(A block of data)
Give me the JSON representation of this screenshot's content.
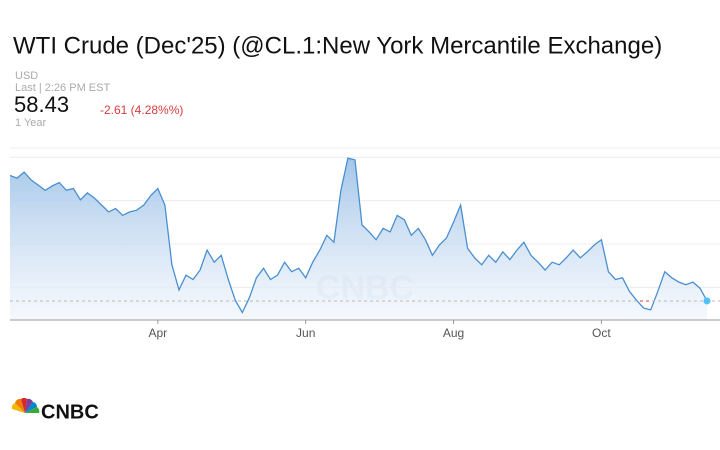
{
  "chart_data": {
    "type": "area",
    "title": "WTI Crude (Dec'25) (@CL.1:New York Mercantile Exchange)",
    "currency": "USD",
    "last_time": "Last | 2:26 PM EST",
    "price": 58.43,
    "change": "-2.61 (4.28%%)",
    "range": "1 Year",
    "watermark": "CNBC",
    "logo": "CNBC",
    "color": "#4a8fd0",
    "categories": [
      null,
      null,
      null,
      null,
      null,
      null,
      null,
      null,
      null,
      null,
      null,
      null,
      null,
      null,
      null,
      null,
      null,
      null,
      null,
      null,
      null,
      "Apr",
      null,
      null,
      null,
      null,
      null,
      null,
      null,
      null,
      null,
      null,
      null,
      null,
      null,
      null,
      null,
      null,
      null,
      null,
      null,
      null,
      "Jun",
      null,
      null,
      null,
      null,
      null,
      null,
      null,
      null,
      null,
      null,
      null,
      null,
      null,
      null,
      null,
      null,
      null,
      null,
      null,
      null,
      "Aug",
      null,
      null,
      null,
      null,
      null,
      null,
      null,
      null,
      null,
      null,
      null,
      null,
      null,
      null,
      null,
      null,
      null,
      null,
      null,
      null,
      "Oct",
      null,
      null,
      null,
      null,
      null,
      null,
      null,
      null,
      null,
      null,
      null,
      null,
      null,
      null,
      null
    ],
    "values": [
      72.9,
      72.6,
      73.3,
      72.4,
      71.8,
      71.2,
      71.7,
      72.1,
      71.2,
      71.4,
      70.1,
      70.9,
      70.3,
      69.5,
      68.7,
      69.1,
      68.3,
      68.7,
      68.9,
      69.5,
      70.6,
      71.4,
      69.5,
      62.6,
      59.7,
      61.4,
      60.9,
      62.0,
      64.3,
      62.9,
      63.7,
      60.9,
      58.5,
      57.1,
      58.8,
      61.1,
      62.2,
      60.9,
      61.4,
      62.9,
      61.8,
      62.2,
      61.1,
      62.9,
      64.3,
      66.0,
      65.2,
      71.2,
      74.9,
      74.7,
      67.2,
      66.4,
      65.5,
      66.8,
      66.4,
      68.3,
      67.8,
      66.0,
      66.8,
      65.5,
      63.7,
      64.9,
      65.7,
      67.5,
      69.5,
      64.5,
      63.4,
      62.6,
      63.7,
      62.9,
      64.1,
      63.2,
      64.3,
      65.2,
      63.7,
      62.9,
      62.0,
      62.9,
      62.6,
      63.4,
      64.3,
      63.4,
      64.1,
      64.9,
      65.5,
      61.8,
      60.9,
      61.1,
      59.5,
      58.5,
      57.6,
      57.4,
      59.5,
      61.8,
      61.1,
      60.6,
      60.3,
      60.6,
      59.9,
      58.43
    ],
    "ylim": [
      56,
      77
    ],
    "yticks": [
      60,
      65,
      70,
      75
    ],
    "grid": true
  }
}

■ **AIM**: Without including the pictures, reproduce all entries exactly.

■ **PROBLEM SOLUTION**:
Give me the JSON representation of this screenshot's content.
{
  "chart_data": {
    "type": "area",
    "title": "WTI Crude (Dec'25) (@CL.1:New York Mercantile Exchange)",
    "currency": "USD",
    "last_time": "Last | 2:26 PM EST",
    "price": 58.43,
    "change": "-2.61 (4.28%%)",
    "range": "1 Year",
    "watermark": "CNBC",
    "logo": "CNBC",
    "color": "#4a8fd0",
    "categories": [
      null,
      null,
      null,
      null,
      null,
      null,
      null,
      null,
      null,
      null,
      null,
      null,
      null,
      null,
      null,
      null,
      null,
      null,
      null,
      null,
      null,
      "Apr",
      null,
      null,
      null,
      null,
      null,
      null,
      null,
      null,
      null,
      null,
      null,
      null,
      null,
      null,
      null,
      null,
      null,
      null,
      null,
      null,
      "Jun",
      null,
      null,
      null,
      null,
      null,
      null,
      null,
      null,
      null,
      null,
      null,
      null,
      null,
      null,
      null,
      null,
      null,
      null,
      null,
      null,
      "Aug",
      null,
      null,
      null,
      null,
      null,
      null,
      null,
      null,
      null,
      null,
      null,
      null,
      null,
      null,
      null,
      null,
      null,
      null,
      null,
      null,
      "Oct",
      null,
      null,
      null,
      null,
      null,
      null,
      null,
      null,
      null,
      null,
      null,
      null,
      null,
      null,
      null
    ],
    "values": [
      72.9,
      72.6,
      73.3,
      72.4,
      71.8,
      71.2,
      71.7,
      72.1,
      71.2,
      71.4,
      70.1,
      70.9,
      70.3,
      69.5,
      68.7,
      69.1,
      68.3,
      68.7,
      68.9,
      69.5,
      70.6,
      71.4,
      69.5,
      62.6,
      59.7,
      61.4,
      60.9,
      62.0,
      64.3,
      62.9,
      63.7,
      60.9,
      58.5,
      57.1,
      58.8,
      61.1,
      62.2,
      60.9,
      61.4,
      62.9,
      61.8,
      62.2,
      61.1,
      62.9,
      64.3,
      66.0,
      65.2,
      71.2,
      74.9,
      74.7,
      67.2,
      66.4,
      65.5,
      66.8,
      66.4,
      68.3,
      67.8,
      66.0,
      66.8,
      65.5,
      63.7,
      64.9,
      65.7,
      67.5,
      69.5,
      64.5,
      63.4,
      62.6,
      63.7,
      62.9,
      64.1,
      63.2,
      64.3,
      65.2,
      63.7,
      62.9,
      62.0,
      62.9,
      62.6,
      63.4,
      64.3,
      63.4,
      64.1,
      64.9,
      65.5,
      61.8,
      60.9,
      61.1,
      59.5,
      58.5,
      57.6,
      57.4,
      59.5,
      61.8,
      61.1,
      60.6,
      60.3,
      60.6,
      59.9,
      58.43
    ],
    "ylim": [
      56,
      77
    ],
    "yticks": [
      60,
      65,
      70,
      75
    ],
    "grid": true
  }
}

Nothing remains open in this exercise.